YOUR OBJECTIVE | Copy out the entries below without any change, from the line containing "binding-dotted-edge [70, 0, 71, 1011]" down to the line containing "question-8: 8. 王奶奶养了", including both of those lines.

PROVIDED RECORDS |
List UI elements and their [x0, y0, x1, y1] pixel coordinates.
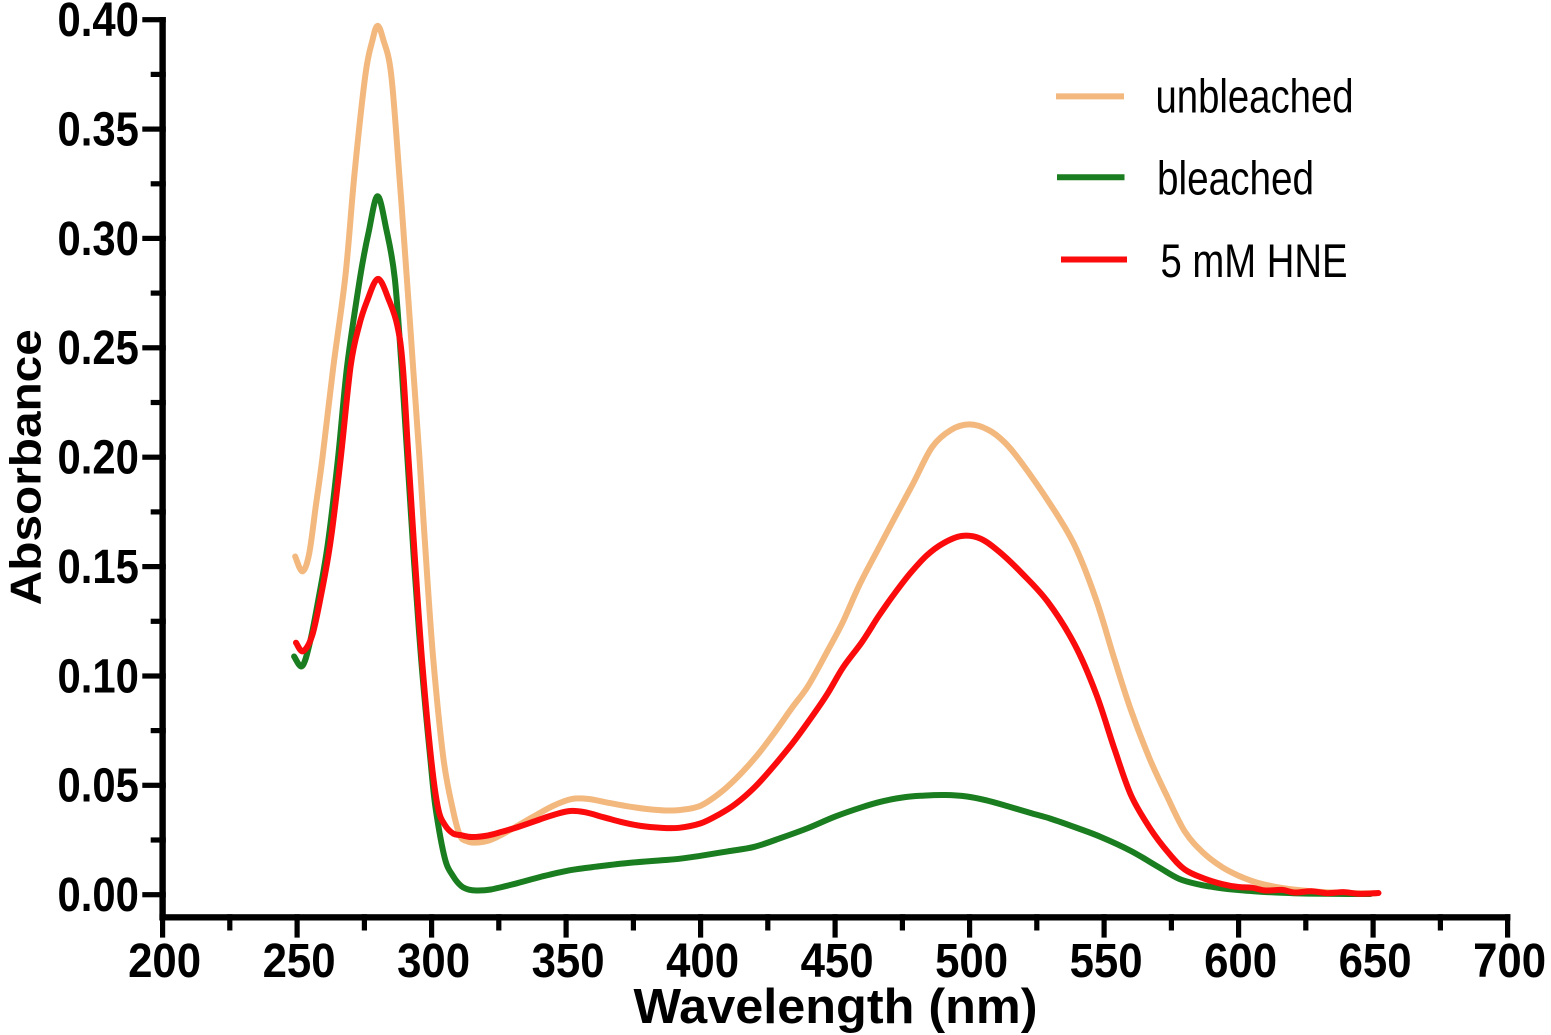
svg-text:350: 350: [532, 934, 605, 988]
svg-text:450: 450: [801, 934, 874, 988]
svg-text:300: 300: [397, 934, 470, 988]
svg-text:bleached: bleached: [1157, 153, 1314, 206]
svg-text:0.00: 0.00: [58, 868, 139, 922]
svg-text:500: 500: [935, 934, 1008, 988]
svg-text:400: 400: [666, 934, 739, 988]
svg-text:0.05: 0.05: [58, 759, 139, 813]
svg-text:250: 250: [263, 934, 336, 988]
svg-text:0.35: 0.35: [58, 103, 139, 157]
svg-text:Wavelength (nm): Wavelength (nm): [634, 979, 1038, 1034]
svg-text:5 mM HNE: 5 mM HNE: [1161, 235, 1348, 288]
svg-text:unbleached: unbleached: [1156, 71, 1354, 124]
svg-text:0.40: 0.40: [58, 0, 139, 47]
svg-text:0.15: 0.15: [58, 540, 139, 594]
svg-text:550: 550: [1070, 934, 1143, 988]
svg-text:0.10: 0.10: [58, 649, 139, 703]
svg-text:650: 650: [1339, 934, 1412, 988]
svg-text:0.20: 0.20: [58, 431, 139, 485]
svg-text:0.25: 0.25: [58, 321, 139, 375]
svg-text:200: 200: [128, 934, 201, 988]
svg-text:600: 600: [1204, 934, 1277, 988]
svg-text:0.30: 0.30: [58, 212, 139, 266]
svg-text:700: 700: [1473, 934, 1546, 988]
svg-text:Absorbance: Absorbance: [2, 329, 51, 605]
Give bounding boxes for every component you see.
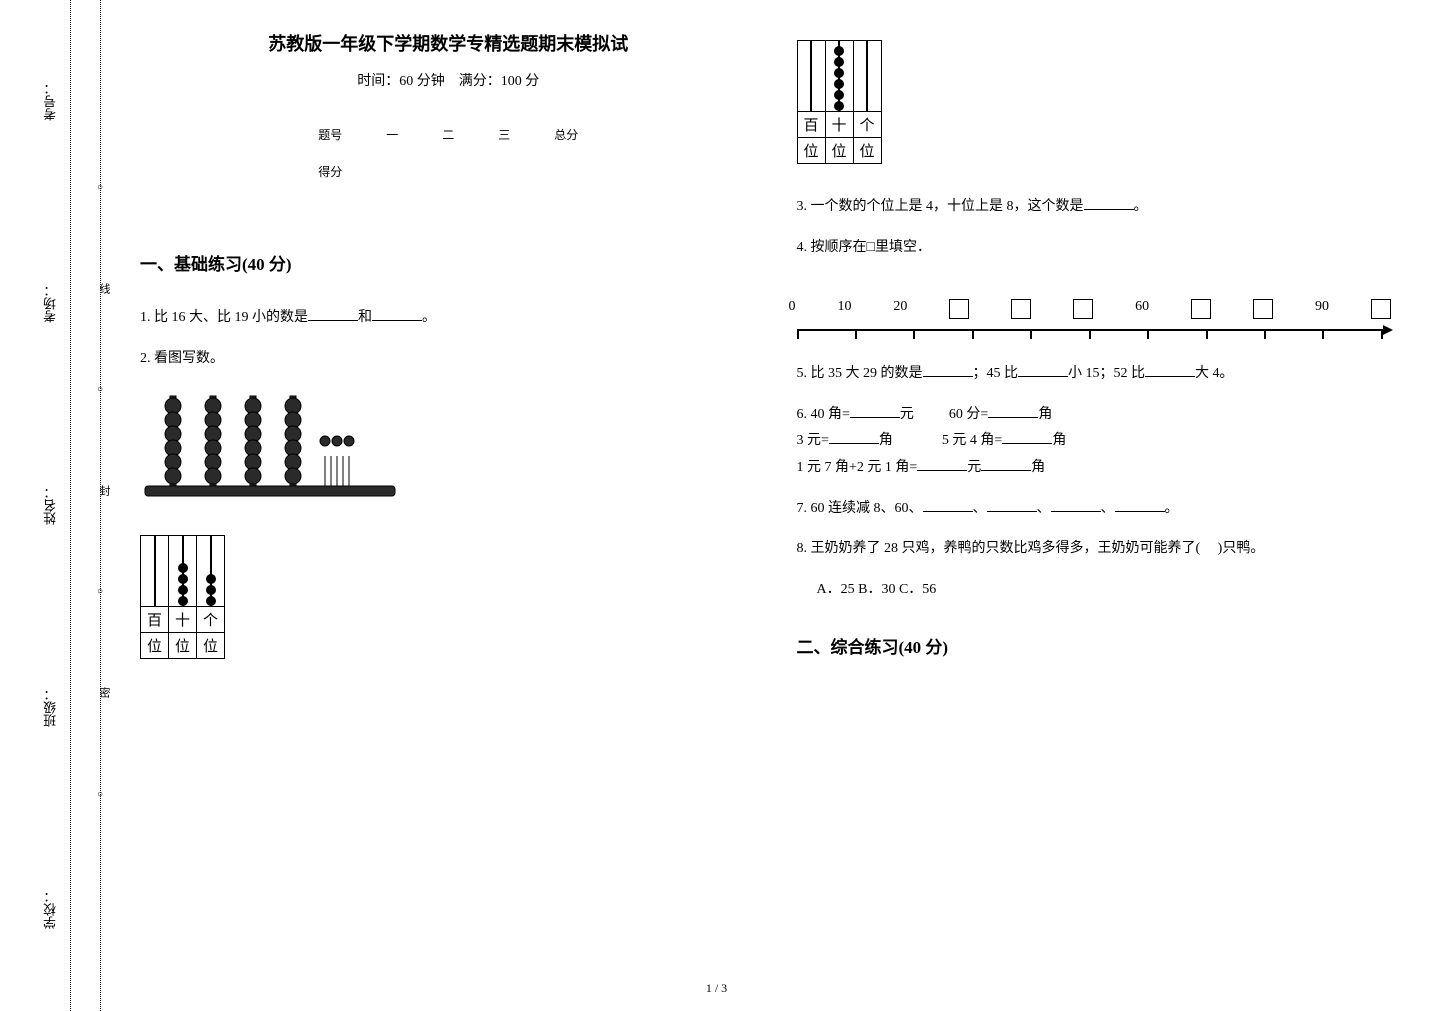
binding-dotted-edge [70, 0, 71, 1011]
binding-label-column: 学校： 班级： 姓名： 考场： 考号： [35, 0, 65, 1011]
question-3: 3. 一个数的个位上是 4，十位上是 8，这个数是。 [797, 194, 1414, 221]
binding-circle: ○ [97, 384, 103, 395]
table-row: 得分 [296, 153, 600, 190]
blank-field[interactable] [829, 430, 879, 444]
question-2: 2. 看图写数。 [140, 346, 757, 373]
pv-wei: 位 [853, 138, 881, 164]
blank-field[interactable] [987, 498, 1037, 512]
blank-field[interactable] [372, 307, 422, 321]
binding-label-room: 考场： [41, 284, 60, 323]
binding-circle: ○ [97, 182, 103, 193]
nl-blank-box[interactable] [1371, 299, 1391, 319]
question-7: 7. 60 连续减 8、60、、、、。 [797, 496, 1414, 523]
nl-val: 20 [893, 299, 907, 319]
right-column: 百 十 个 位 位 位 3. 一个数的个位上是 4，十位上是 8，这个数是。 4… [797, 30, 1414, 961]
pv-bai: 百 [141, 607, 169, 633]
binding-char-xian: 密 [96, 687, 112, 698]
exam-title: 苏教版一年级下学期数学专精选题期末模拟试 [140, 30, 757, 56]
pv-wei: 位 [141, 633, 169, 659]
blank-field[interactable] [923, 363, 973, 377]
blank-field[interactable] [917, 457, 967, 471]
exam-subtitle: 时间：60 分钟 满分：100 分 [140, 70, 757, 90]
question-5: 5. 比 35 大 29 的数是；45 比小 15；52 比大 4。 [797, 361, 1414, 388]
section2-heading: 二、综合练习(40 分) [797, 633, 1414, 658]
pv-wei: 位 [169, 633, 197, 659]
binding-label-id: 考号： [41, 82, 60, 121]
time-label: 时间：60 分钟 [357, 74, 445, 89]
place-value-chart-1: 百 十 个 位 位 位 [140, 535, 757, 659]
blank-field[interactable] [923, 498, 973, 512]
blank-field[interactable] [308, 307, 358, 321]
counter-image [140, 386, 757, 511]
question-4: 4. 按顺序在□里填空． [797, 235, 1414, 262]
pv-wei: 位 [197, 633, 225, 659]
pv-shi: 十 [825, 112, 853, 138]
binding-inner-line: ○ 线 ○ 封 ○ 密 ○ [100, 0, 101, 1011]
binding-char-feng: 封 [96, 485, 112, 496]
pv-wei: 位 [797, 138, 825, 164]
binding-label-class: 班级： [41, 688, 60, 727]
nl-blank-box[interactable] [949, 299, 969, 319]
nl-blank-box[interactable] [1191, 299, 1211, 319]
blank-field[interactable] [1002, 430, 1052, 444]
binding-char-mi: 线 [96, 283, 112, 294]
place-value-chart-2: 百 十 个 位 位 位 [797, 40, 1414, 164]
question-8: 8. 王奶奶养了 28 只鸡，养鸭的只数比鸡多得多，王奶奶可能养了( )只鸭。 [797, 536, 1414, 563]
nl-blank-box[interactable] [1073, 299, 1093, 319]
page-number: 1 / 3 [706, 981, 727, 996]
blank-field[interactable] [1051, 498, 1101, 512]
table-row: 题号 一 二 三 总分 [296, 116, 600, 153]
left-column: 苏教版一年级下学期数学专精选题期末模拟试 时间：60 分钟 满分：100 分 题… [140, 30, 757, 961]
page-content: 苏教版一年级下学期数学专精选题期末模拟试 时间：60 分钟 满分：100 分 题… [140, 30, 1413, 961]
blank-field[interactable] [850, 404, 900, 418]
nl-val: 60 [1135, 299, 1149, 319]
blank-field[interactable] [1115, 498, 1165, 512]
question-1: 1. 比 16 大、比 19 小的数是和。 [140, 305, 757, 332]
arrow-right-icon [1383, 325, 1393, 335]
score-th-1: 一 [364, 116, 420, 153]
score-th-3: 三 [476, 116, 532, 153]
nl-val: 10 [837, 299, 851, 319]
nl-val: 90 [1315, 299, 1329, 319]
score-row-label: 得分 [296, 153, 364, 190]
score-th-num: 题号 [296, 116, 364, 153]
binding-label-school: 学校： [41, 890, 60, 929]
section1-heading: 一、基础练习(40 分) [140, 250, 757, 275]
fullscore-label: 满分：100 分 [459, 74, 540, 89]
question-6: 6. 40 角=元 60 分=角 3 元=角 5 元 4 角=角 1 元 7 角… [797, 402, 1414, 482]
blank-field[interactable] [988, 404, 1038, 418]
number-line: 0 10 20 60 90 [797, 281, 1414, 341]
blank-field[interactable] [1018, 363, 1068, 377]
pv-bai: 百 [797, 112, 825, 138]
blank-field[interactable] [981, 457, 1031, 471]
pv-wei: 位 [825, 138, 853, 164]
score-table: 题号 一 二 三 总分 得分 [296, 116, 600, 190]
abacus-icon [140, 386, 400, 506]
binding-circle: ○ [97, 789, 103, 800]
score-th-2: 二 [420, 116, 476, 153]
nl-blank-box[interactable] [1011, 299, 1031, 319]
nl-val: 0 [789, 299, 796, 319]
pv-ge: 个 [853, 112, 881, 138]
pv-shi: 十 [169, 607, 197, 633]
question-8-options: A．25 B．30 C．56 [817, 577, 1414, 604]
nl-blank-box[interactable] [1253, 299, 1273, 319]
binding-circle: ○ [97, 586, 103, 597]
binding-label-name: 姓名： [41, 486, 60, 525]
score-th-total: 总分 [532, 116, 600, 153]
blank-field[interactable] [1084, 196, 1134, 210]
pv-ge: 个 [197, 607, 225, 633]
blank-field[interactable] [1145, 363, 1195, 377]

RESULT OF THIS EXERCISE |
binding-dotted-edge [70, 0, 71, 1011]
binding-label-column: 学校： 班级： 姓名： 考场： 考号： [35, 0, 65, 1011]
question-3: 3. 一个数的个位上是 4，十位上是 8，这个数是。 [797, 194, 1414, 221]
binding-circle: ○ [97, 384, 103, 395]
table-row: 得分 [296, 153, 600, 190]
blank-field[interactable] [829, 430, 879, 444]
question-2: 2. 看图写数。 [140, 346, 757, 373]
pv-wei: 位 [853, 138, 881, 164]
blank-field[interactable] [987, 498, 1037, 512]
blank-field[interactable] [372, 307, 422, 321]
binding-label-room: 考场： [41, 284, 60, 323]
binding-circle: ○ [97, 182, 103, 193]
nl-blank-box[interactable] [1371, 299, 1391, 319]
question-7: 7. 60 连续减 8、60、、、、。 [797, 496, 1414, 523]
nl-val: 20 [893, 299, 907, 319]
right-column: 百 十 个 位 位 位 3. 一个数的个位上是 4，十位上是 8，这个数是。 4… [797, 30, 1414, 961]
pv-bai: 百 [141, 607, 169, 633]
binding-char-xian: 密 [96, 687, 112, 698]
exam-title: 苏教版一年级下学期数学专精选题期末模拟试 [140, 30, 757, 56]
pv-wei: 位 [141, 633, 169, 659]
blank-field[interactable] [923, 363, 973, 377]
blank-field[interactable] [917, 457, 967, 471]
exam-subtitle: 时间：60 分钟 满分：100 分 [140, 70, 757, 90]
question-5: 5. 比 35 大 29 的数是；45 比小 15；52 比大 4。 [797, 361, 1414, 388]
section2-heading: 二、综合练习(40 分) [797, 633, 1414, 658]
pv-wei: 位 [169, 633, 197, 659]
binding-label-id: 考号： [41, 82, 60, 121]
time-label: 时间：60 分钟 [357, 74, 445, 89]
place-value-chart-1: 百 十 个 位 位 位 [140, 535, 757, 659]
blank-field[interactable] [923, 498, 973, 512]
blank-field[interactable] [308, 307, 358, 321]
counter-image [140, 386, 757, 511]
question-4: 4. 按顺序在□里填空． [797, 235, 1414, 262]
pv-wei: 位 [197, 633, 225, 659]
pv-shi: 十 [825, 112, 853, 138]
binding-inner-line: ○ 线 ○ 封 ○ 密 ○ [100, 0, 101, 1011]
binding-char-feng: 封 [96, 485, 112, 496]
pv-wei: 位 [797, 138, 825, 164]
binding-label-class: 班级： [41, 688, 60, 727]
nl-blank-box[interactable] [949, 299, 969, 319]
nl-blank-box[interactable] [1191, 299, 1211, 319]
blank-field[interactable] [1002, 430, 1052, 444]
binding-char-mi: 线 [96, 283, 112, 294]
place-value-chart-2: 百 十 个 位 位 位 [797, 40, 1414, 164]
question-8: 8. 王奶奶养了 28 只鸡，养鸭的只数比鸡多得多，王奶奶可能养了( )只鸭。 [797, 536, 1414, 563]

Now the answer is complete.